◆ Goal of the exercise:
Reproduce the listing below without changes, except that pictures are left out.
=== Data entries ===
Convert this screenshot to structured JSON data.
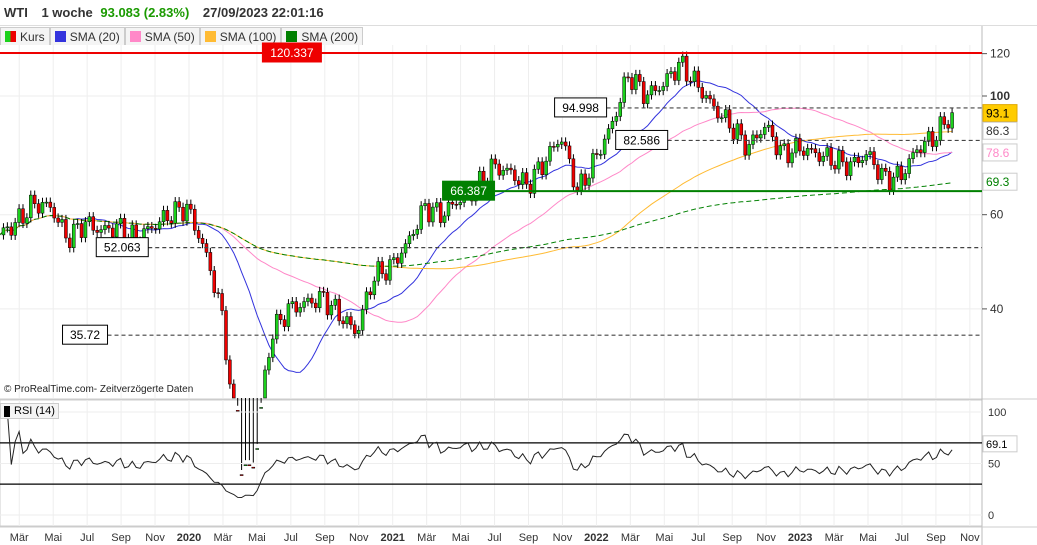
{
  "header": {
    "symbol": "WTI",
    "period": "1 woche",
    "price": "93.083 (2.83%)",
    "datetime": "27/09/2023 22:01:16",
    "price_color": "#1a9a00"
  },
  "legend": [
    {
      "label": "Kurs",
      "color": "#1cd11c"
    },
    {
      "label": "SMA (20)",
      "color": "#3333dd"
    },
    {
      "label": "SMA (50)",
      "color": "#ff88c8"
    },
    {
      "label": "SMA (100)",
      "color": "#ffbb33"
    },
    {
      "label": "SMA (200)",
      "color": "#008000"
    }
  ],
  "copyright": "© ProRealTime.com- Zeitverzögerte Daten",
  "rsi_label": "RSI (14)",
  "chart_data": {
    "type": "candlestick",
    "scale": "log",
    "ylim": [
      27,
      130
    ],
    "start": "2019-02",
    "xlim_years": [
      2019.07,
      2023.9
    ],
    "monthly_close": [
      55,
      58,
      63,
      62,
      54,
      58,
      56,
      57,
      54,
      57,
      60,
      62,
      52,
      40,
      20,
      20,
      36,
      40,
      41,
      42,
      39,
      36,
      46,
      48,
      53,
      62,
      60,
      64,
      67,
      74,
      72,
      68,
      75,
      84,
      66,
      76,
      88,
      110,
      100,
      105,
      115,
      105,
      95,
      88,
      80,
      88,
      78,
      80,
      78,
      76,
      74,
      78,
      70,
      71,
      80,
      84,
      93.083
    ],
    "price_ticks": [
      120,
      100,
      60,
      40
    ],
    "levels": [
      {
        "label": "120.337",
        "value": 120.337,
        "style": "solid",
        "color": "#ee0000",
        "label_at": 2020.65
      },
      {
        "label": "94.998",
        "value": 94.998,
        "style": "dashed",
        "color": "#444",
        "label_at": 2022.05
      },
      {
        "label": "82.586",
        "value": 82.586,
        "style": "dashed",
        "color": "#444",
        "label_at": 2022.35
      },
      {
        "label": "66.387",
        "value": 66.387,
        "style": "solid",
        "color": "#008000",
        "label_at": 2021.5
      },
      {
        "label": "52.063",
        "value": 52.063,
        "style": "dashed",
        "color": "#444",
        "label_at": 2019.8
      },
      {
        "label": "35.72",
        "value": 35.72,
        "style": "dashed",
        "color": "#444",
        "label_at": 2019.6
      }
    ],
    "right_labels": [
      {
        "text": "93.1",
        "value": 93.1,
        "bg": "#ffcc00",
        "color": "#000"
      },
      {
        "text": "86.3",
        "value": 86.3,
        "bg": "#fff",
        "color": "#333"
      },
      {
        "text": "78.6",
        "value": 78.6,
        "bg": "#fff",
        "color": "#ff88c8"
      },
      {
        "text": "69.3",
        "value": 69.3,
        "bg": "#fff",
        "color": "#008000"
      }
    ],
    "sma_periods": [
      20,
      50,
      100,
      200
    ],
    "rsi": {
      "period": 14,
      "ticks": [
        100,
        50,
        0
      ],
      "bands": [
        70,
        30
      ],
      "last_label": "69.1"
    },
    "x_ticks": [
      "Mär",
      "Mai",
      "Jul",
      "Sep",
      "Nov",
      "2020",
      "Mär",
      "Mai",
      "Jul",
      "Sep",
      "Nov",
      "2021",
      "Mär",
      "Mai",
      "Jul",
      "Sep",
      "Nov",
      "2022",
      "Mär",
      "Mai",
      "Jul",
      "Sep",
      "Nov",
      "2023",
      "Mär",
      "Mai",
      "Jul",
      "Sep",
      "Nov"
    ]
  }
}
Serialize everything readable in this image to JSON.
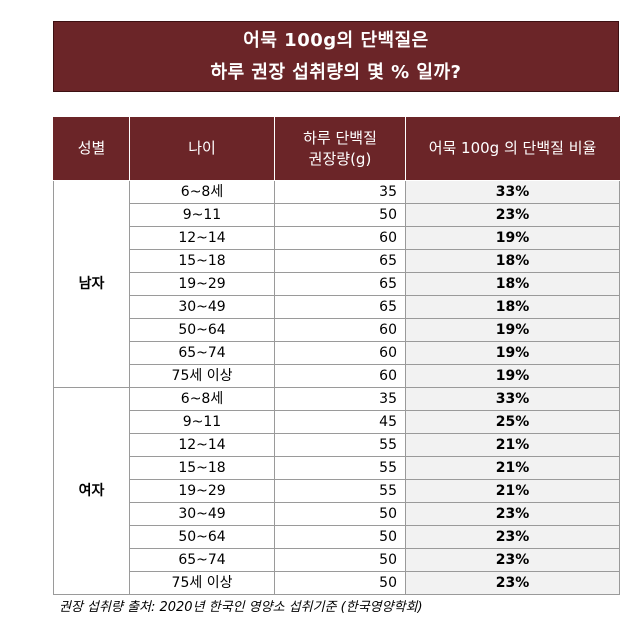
{
  "title": {
    "line1": "어묵 100g의 단백질은",
    "line2": "하루 권장 섭취량의 몇 % 일까?"
  },
  "table": {
    "headers": {
      "gender": "성별",
      "age": "나이",
      "daily_line1": "하루 단백질",
      "daily_line2": "권장량(g)",
      "ratio": "어묵 100g 의 단백질 비율"
    },
    "groups": [
      {
        "gender": "남자",
        "rows": [
          {
            "age": "6~8세",
            "amount": "35",
            "ratio": "33%"
          },
          {
            "age": "9~11",
            "amount": "50",
            "ratio": "23%"
          },
          {
            "age": "12~14",
            "amount": "60",
            "ratio": "19%"
          },
          {
            "age": "15~18",
            "amount": "65",
            "ratio": "18%"
          },
          {
            "age": "19~29",
            "amount": "65",
            "ratio": "18%"
          },
          {
            "age": "30~49",
            "amount": "65",
            "ratio": "18%"
          },
          {
            "age": "50~64",
            "amount": "60",
            "ratio": "19%"
          },
          {
            "age": "65~74",
            "amount": "60",
            "ratio": "19%"
          },
          {
            "age": "75세 이상",
            "amount": "60",
            "ratio": "19%"
          }
        ]
      },
      {
        "gender": "여자",
        "rows": [
          {
            "age": "6~8세",
            "amount": "35",
            "ratio": "33%"
          },
          {
            "age": "9~11",
            "amount": "45",
            "ratio": "25%"
          },
          {
            "age": "12~14",
            "amount": "55",
            "ratio": "21%"
          },
          {
            "age": "15~18",
            "amount": "55",
            "ratio": "21%"
          },
          {
            "age": "19~29",
            "amount": "55",
            "ratio": "21%"
          },
          {
            "age": "30~49",
            "amount": "50",
            "ratio": "23%"
          },
          {
            "age": "50~64",
            "amount": "50",
            "ratio": "23%"
          },
          {
            "age": "65~74",
            "amount": "50",
            "ratio": "23%"
          },
          {
            "age": "75세 이상",
            "amount": "50",
            "ratio": "23%"
          }
        ]
      }
    ]
  },
  "footnote": "권장 섭취량 출처: 2020년 한국인 영양소 섭취기준 (한국영양학회)",
  "colors": {
    "header_bg": "#6b2528",
    "ratio_bg": "#f2f2f2"
  }
}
===
◆ Final result:
Convert this screenshot to structured JSON data.
{
  "header": {
    "symbol": "WTI",
    "period": "1 woche",
    "price": "93.083 (2.83%)",
    "datetime": "27/09/2023 22:01:16",
    "price_color": "#1a9a00"
  },
  "legend": [
    {
      "label": "Kurs",
      "color": "#1cd11c"
    },
    {
      "label": "SMA (20)",
      "color": "#3333dd"
    },
    {
      "label": "SMA (50)",
      "color": "#ff88c8"
    },
    {
      "label": "SMA (100)",
      "color": "#ffbb33"
    },
    {
      "label": "SMA (200)",
      "color": "#008000"
    }
  ],
  "copyright": "© ProRealTime.com- Zeitverzögerte Daten",
  "rsi_label": "RSI (14)",
  "chart_data": {
    "type": "candlestick",
    "scale": "log",
    "ylim": [
      27,
      130
    ],
    "start": "2019-02",
    "xlim_years": [
      2019.07,
      2023.9
    ],
    "monthly_close": [
      55,
      58,
      63,
      62,
      54,
      58,
      56,
      57,
      54,
      57,
      60,
      62,
      52,
      40,
      20,
      20,
      36,
      40,
      41,
      42,
      39,
      36,
      46,
      48,
      53,
      62,
      60,
      64,
      67,
      74,
      72,
      68,
      75,
      84,
      66,
      76,
      88,
      110,
      100,
      105,
      115,
      105,
      95,
      88,
      80,
      88,
      78,
      80,
      78,
      76,
      74,
      78,
      70,
      71,
      80,
      84,
      93.083
    ],
    "price_ticks": [
      120,
      100,
      60,
      40
    ],
    "levels": [
      {
        "label": "120.337",
        "value": 120.337,
        "style": "solid",
        "color": "#ee0000",
        "label_at": 2020.65
      },
      {
        "label": "94.998",
        "value": 94.998,
        "style": "dashed",
        "color": "#444",
        "label_at": 2022.05
      },
      {
        "label": "82.586",
        "value": 82.586,
        "style": "dashed",
        "color": "#444",
        "label_at": 2022.35
      },
      {
        "label": "66.387",
        "value": 66.387,
        "style": "solid",
        "color": "#008000",
        "label_at": 2021.5
      },
      {
        "label": "52.063",
        "value": 52.063,
        "style": "dashed",
        "color": "#444",
        "label_at": 2019.8
      },
      {
        "label": "35.72",
        "value": 35.72,
        "style": "dashed",
        "color": "#444",
        "label_at": 2019.6
      }
    ],
    "right_labels": [
      {
        "text": "93.1",
        "value": 93.1,
        "bg": "#ffcc00",
        "color": "#000"
      },
      {
        "text": "86.3",
        "value": 86.3,
        "bg": "#fff",
        "color": "#333"
      },
      {
        "text": "78.6",
        "value": 78.6,
        "bg": "#fff",
        "color": "#ff88c8"
      },
      {
        "text": "69.3",
        "value": 69.3,
        "bg": "#fff",
        "color": "#008000"
      }
    ],
    "sma_periods": [
      20,
      50,
      100,
      200
    ],
    "rsi": {
      "period": 14,
      "ticks": [
        100,
        50,
        0
      ],
      "bands": [
        70,
        30
      ],
      "last_label": "69.1"
    },
    "x_ticks": [
      "Mär",
      "Mai",
      "Jul",
      "Sep",
      "Nov",
      "2020",
      "Mär",
      "Mai",
      "Jul",
      "Sep",
      "Nov",
      "2021",
      "Mär",
      "Mai",
      "Jul",
      "Sep",
      "Nov",
      "2022",
      "Mär",
      "Mai",
      "Jul",
      "Sep",
      "Nov",
      "2023",
      "Mär",
      "Mai",
      "Jul",
      "Sep",
      "Nov"
    ]
  }
}
Serialize everything readable in this image to JSON.
{
  "title": {
    "line1": "어묵 100g의 단백질은",
    "line2": "하루 권장 섭취량의 몇 % 일까?"
  },
  "table": {
    "headers": {
      "gender": "성별",
      "age": "나이",
      "daily_line1": "하루 단백질",
      "daily_line2": "권장량(g)",
      "ratio": "어묵 100g 의 단백질 비율"
    },
    "groups": [
      {
        "gender": "남자",
        "rows": [
          {
            "age": "6~8세",
            "amount": "35",
            "ratio": "33%"
          },
          {
            "age": "9~11",
            "amount": "50",
            "ratio": "23%"
          },
          {
            "age": "12~14",
            "amount": "60",
            "ratio": "19%"
          },
          {
            "age": "15~18",
            "amount": "65",
            "ratio": "18%"
          },
          {
            "age": "19~29",
            "amount": "65",
            "ratio": "18%"
          },
          {
            "age": "30~49",
            "amount": "65",
            "ratio": "18%"
          },
          {
            "age": "50~64",
            "amount": "60",
            "ratio": "19%"
          },
          {
            "age": "65~74",
            "amount": "60",
            "ratio": "19%"
          },
          {
            "age": "75세 이상",
            "amount": "60",
            "ratio": "19%"
          }
        ]
      },
      {
        "gender": "여자",
        "rows": [
          {
            "age": "6~8세",
            "amount": "35",
            "ratio": "33%"
          },
          {
            "age": "9~11",
            "amount": "45",
            "ratio": "25%"
          },
          {
            "age": "12~14",
            "amount": "55",
            "ratio": "21%"
          },
          {
            "age": "15~18",
            "amount": "55",
            "ratio": "21%"
          },
          {
            "age": "19~29",
            "amount": "55",
            "ratio": "21%"
          },
          {
            "age": "30~49",
            "amount": "50",
            "ratio": "23%"
          },
          {
            "age": "50~64",
            "amount": "50",
            "ratio": "23%"
          },
          {
            "age": "65~74",
            "amount": "50",
            "ratio": "23%"
          },
          {
            "age": "75세 이상",
            "amount": "50",
            "ratio": "23%"
          }
        ]
      }
    ]
  },
  "footnote": "권장 섭취량 출처: 2020년 한국인 영양소 섭취기준 (한국영양학회)",
  "colors": {
    "header_bg": "#6b2528",
    "ratio_bg": "#f2f2f2"
  }
}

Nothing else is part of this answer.